> **TASK**
Repeat each line exactly as it is written.

Lines of data:

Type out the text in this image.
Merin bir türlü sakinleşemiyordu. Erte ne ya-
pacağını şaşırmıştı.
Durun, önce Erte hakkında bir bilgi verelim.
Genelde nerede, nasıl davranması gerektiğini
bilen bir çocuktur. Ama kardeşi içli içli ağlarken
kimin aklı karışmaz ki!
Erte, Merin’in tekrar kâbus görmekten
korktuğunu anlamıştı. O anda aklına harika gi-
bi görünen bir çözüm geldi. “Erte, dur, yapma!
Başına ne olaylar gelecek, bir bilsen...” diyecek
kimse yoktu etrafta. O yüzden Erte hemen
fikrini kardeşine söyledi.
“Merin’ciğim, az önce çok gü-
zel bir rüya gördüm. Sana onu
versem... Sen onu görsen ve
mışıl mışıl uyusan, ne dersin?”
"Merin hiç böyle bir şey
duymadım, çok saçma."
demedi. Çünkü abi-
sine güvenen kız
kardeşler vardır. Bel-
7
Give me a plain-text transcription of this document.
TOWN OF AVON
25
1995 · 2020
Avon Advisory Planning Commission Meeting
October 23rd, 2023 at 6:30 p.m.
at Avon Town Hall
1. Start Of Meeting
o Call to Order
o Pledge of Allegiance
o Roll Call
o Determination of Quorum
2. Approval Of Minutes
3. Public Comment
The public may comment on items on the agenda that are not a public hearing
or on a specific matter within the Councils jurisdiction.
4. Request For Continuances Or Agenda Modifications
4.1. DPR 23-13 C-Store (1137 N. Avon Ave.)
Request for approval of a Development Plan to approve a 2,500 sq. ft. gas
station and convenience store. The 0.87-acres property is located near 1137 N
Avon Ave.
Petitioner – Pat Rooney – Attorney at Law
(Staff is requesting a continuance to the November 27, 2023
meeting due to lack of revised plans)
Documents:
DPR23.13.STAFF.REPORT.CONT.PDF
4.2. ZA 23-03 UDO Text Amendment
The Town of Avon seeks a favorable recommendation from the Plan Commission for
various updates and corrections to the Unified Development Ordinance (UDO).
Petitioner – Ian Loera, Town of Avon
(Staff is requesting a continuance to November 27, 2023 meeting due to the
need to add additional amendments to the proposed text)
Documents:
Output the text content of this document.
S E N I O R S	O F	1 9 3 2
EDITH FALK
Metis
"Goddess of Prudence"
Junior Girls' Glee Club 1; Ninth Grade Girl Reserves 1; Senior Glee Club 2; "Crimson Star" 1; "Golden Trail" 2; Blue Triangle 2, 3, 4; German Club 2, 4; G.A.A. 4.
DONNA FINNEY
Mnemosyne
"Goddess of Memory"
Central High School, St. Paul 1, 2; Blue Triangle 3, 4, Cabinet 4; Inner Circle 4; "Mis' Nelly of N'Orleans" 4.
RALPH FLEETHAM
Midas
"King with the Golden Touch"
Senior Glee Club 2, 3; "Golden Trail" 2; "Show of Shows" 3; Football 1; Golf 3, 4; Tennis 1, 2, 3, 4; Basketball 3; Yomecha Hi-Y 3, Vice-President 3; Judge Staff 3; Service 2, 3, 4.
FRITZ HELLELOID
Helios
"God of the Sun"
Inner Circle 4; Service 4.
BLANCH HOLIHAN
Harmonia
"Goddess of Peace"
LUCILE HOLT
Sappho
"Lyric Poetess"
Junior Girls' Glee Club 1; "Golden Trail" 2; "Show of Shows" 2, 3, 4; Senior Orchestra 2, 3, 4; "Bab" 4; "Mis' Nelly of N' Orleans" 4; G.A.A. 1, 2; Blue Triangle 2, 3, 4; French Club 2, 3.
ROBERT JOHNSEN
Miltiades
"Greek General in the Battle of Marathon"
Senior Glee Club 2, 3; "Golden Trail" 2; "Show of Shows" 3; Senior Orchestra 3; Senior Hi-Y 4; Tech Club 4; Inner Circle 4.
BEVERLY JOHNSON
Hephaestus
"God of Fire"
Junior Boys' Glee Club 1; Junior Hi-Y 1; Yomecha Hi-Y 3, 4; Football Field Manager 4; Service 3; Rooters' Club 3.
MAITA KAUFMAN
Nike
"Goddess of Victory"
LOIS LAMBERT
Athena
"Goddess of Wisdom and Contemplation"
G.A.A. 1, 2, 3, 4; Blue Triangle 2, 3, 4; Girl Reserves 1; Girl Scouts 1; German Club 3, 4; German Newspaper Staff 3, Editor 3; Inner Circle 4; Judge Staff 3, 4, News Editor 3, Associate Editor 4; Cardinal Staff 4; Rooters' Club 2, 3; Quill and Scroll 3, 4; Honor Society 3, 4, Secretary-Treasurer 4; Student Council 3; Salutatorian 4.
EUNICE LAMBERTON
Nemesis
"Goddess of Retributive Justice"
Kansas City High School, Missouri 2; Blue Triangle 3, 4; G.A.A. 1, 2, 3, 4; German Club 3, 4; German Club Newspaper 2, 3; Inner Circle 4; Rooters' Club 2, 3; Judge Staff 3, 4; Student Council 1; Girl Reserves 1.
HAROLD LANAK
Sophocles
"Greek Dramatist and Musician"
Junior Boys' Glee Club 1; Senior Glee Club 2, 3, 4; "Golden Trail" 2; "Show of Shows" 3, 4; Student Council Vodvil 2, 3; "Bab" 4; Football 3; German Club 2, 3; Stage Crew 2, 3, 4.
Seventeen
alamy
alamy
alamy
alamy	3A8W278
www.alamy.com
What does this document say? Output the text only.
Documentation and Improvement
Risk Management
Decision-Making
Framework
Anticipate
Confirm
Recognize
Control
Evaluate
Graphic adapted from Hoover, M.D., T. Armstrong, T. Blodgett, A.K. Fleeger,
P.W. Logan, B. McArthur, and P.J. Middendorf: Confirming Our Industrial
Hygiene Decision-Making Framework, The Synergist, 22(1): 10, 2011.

> **IN RESPONSE**
Type out the text in this image.
Merin bir türlü sakinleşemiyordu. Erte ne ya-
pacağını şaşırmıştı.
Durun, önce Erte hakkında bir bilgi verelim.
Genelde nerede, nasıl davranması gerektiğini
bilen bir çocuktur. Ama kardeşi içli içli ağlarken
kimin aklı karışmaz ki!
Erte, Merin’in tekrar kâbus görmekten
korktuğunu anlamıştı. O anda aklına harika gi-
bi görünen bir çözüm geldi. “Erte, dur, yapma!
Başına ne olaylar gelecek, bir bilsen...” diyecek
kimse yoktu etrafta. O yüzden Erte hemen
fikrini kardeşine söyledi.
“Merin’ciğim, az önce çok gü-
zel bir rüya gördüm. Sana onu
versem... Sen onu görsen ve
mışıl mışıl uyusan, ne dersin?”
"Merin hiç böyle bir şey
duymadım, çok saçma."
demedi. Çünkü abi-
sine güvenen kız
kardeşler vardır. Bel-
7
Give me a plain-text transcription of this document.
TOWN OF AVON
25
1995 · 2020
Avon Advisory Planning Commission Meeting
October 23rd, 2023 at 6:30 p.m.
at Avon Town Hall
1. Start Of Meeting
o Call to Order
o Pledge of Allegiance
o Roll Call
o Determination of Quorum
2. Approval Of Minutes
3. Public Comment
The public may comment on items on the agenda that are not a public hearing
or on a specific matter within the Councils jurisdiction.
4. Request For Continuances Or Agenda Modifications
4.1. DPR 23-13 C-Store (1137 N. Avon Ave.)
Request for approval of a Development Plan to approve a 2,500 sq. ft. gas
station and convenience store. The 0.87-acres property is located near 1137 N
Avon Ave.
Petitioner – Pat Rooney – Attorney at Law
(Staff is requesting a continuance to the November 27, 2023
meeting due to lack of revised plans)
Documents:
DPR23.13.STAFF.REPORT.CONT.PDF
4.2. ZA 23-03 UDO Text Amendment
The Town of Avon seeks a favorable recommendation from the Plan Commission for
various updates and corrections to the Unified Development Ordinance (UDO).
Petitioner – Ian Loera, Town of Avon
(Staff is requesting a continuance to November 27, 2023 meeting due to the
need to add additional amendments to the proposed text)
Documents:
Output the text content of this document.
S E N I O R S	O F	1 9 3 2
EDITH FALK
Metis
"Goddess of Prudence"
Junior Girls' Glee Club 1; Ninth Grade Girl Reserves 1; Senior Glee Club 2; "Crimson Star" 1; "Golden Trail" 2; Blue Triangle 2, 3, 4; German Club 2, 4; G.A.A. 4.
DONNA FINNEY
Mnemosyne
"Goddess of Memory"
Central High School, St. Paul 1, 2; Blue Triangle 3, 4, Cabinet 4; Inner Circle 4; "Mis' Nelly of N'Orleans" 4.
RALPH FLEETHAM
Midas
"King with the Golden Touch"
Senior Glee Club 2, 3; "Golden Trail" 2; "Show of Shows" 3; Football 1; Golf 3, 4; Tennis 1, 2, 3, 4; Basketball 3; Yomecha Hi-Y 3, Vice-President 3; Judge Staff 3; Service 2, 3, 4.
FRITZ HELLELOID
Helios
"God of the Sun"
Inner Circle 4; Service 4.
BLANCH HOLIHAN
Harmonia
"Goddess of Peace"
LUCILE HOLT
Sappho
"Lyric Poetess"
Junior Girls' Glee Club 1; "Golden Trail" 2; "Show of Shows" 2, 3, 4; Senior Orchestra 2, 3, 4; "Bab" 4; "Mis' Nelly of N' Orleans" 4; G.A.A. 1, 2; Blue Triangle 2, 3, 4; French Club 2, 3.
ROBERT JOHNSEN
Miltiades
"Greek General in the Battle of Marathon"
Senior Glee Club 2, 3; "Golden Trail" 2; "Show of Shows" 3; Senior Orchestra 3; Senior Hi-Y 4; Tech Club 4; Inner Circle 4.
BEVERLY JOHNSON
Hephaestus
"God of Fire"
Junior Boys' Glee Club 1; Junior Hi-Y 1; Yomecha Hi-Y 3, 4; Football Field Manager 4; Service 3; Rooters' Club 3.
MAITA KAUFMAN
Nike
"Goddess of Victory"
LOIS LAMBERT
Athena
"Goddess of Wisdom and Contemplation"
G.A.A. 1, 2, 3, 4; Blue Triangle 2, 3, 4; Girl Reserves 1; Girl Scouts 1; German Club 3, 4; German Newspaper Staff 3, Editor 3; Inner Circle 4; Judge Staff 3, 4, News Editor 3, Associate Editor 4; Cardinal Staff 4; Rooters' Club 2, 3; Quill and Scroll 3, 4; Honor Society 3, 4, Secretary-Treasurer 4; Student Council 3; Salutatorian 4.
EUNICE LAMBERTON
Nemesis
"Goddess of Retributive Justice"
Kansas City High School, Missouri 2; Blue Triangle 3, 4; G.A.A. 1, 2, 3, 4; German Club 3, 4; German Club Newspaper 2, 3; Inner Circle 4; Rooters' Club 2, 3; Judge Staff 3, 4; Student Council 1; Girl Reserves 1.
HAROLD LANAK
Sophocles
"Greek Dramatist and Musician"
Junior Boys' Glee Club 1; Senior Glee Club 2, 3, 4; "Golden Trail" 2; "Show of Shows" 3, 4; Student Council Vodvil 2, 3; "Bab" 4; Football 3; German Club 2, 3; Stage Crew 2, 3, 4.
Seventeen
alamy
alamy
alamy
alamy	3A8W278
www.alamy.com
What does this document say? Output the text only.
Documentation and Improvement
Risk Management
Decision-Making
Framework
Anticipate
Confirm
Recognize
Control
Evaluate
Graphic adapted from Hoover, M.D., T. Armstrong, T. Blodgett, A.K. Fleeger,
P.W. Logan, B. McArthur, and P.J. Middendorf: Confirming Our Industrial
Hygiene Decision-Making Framework, The Synergist, 22(1): 10, 2011.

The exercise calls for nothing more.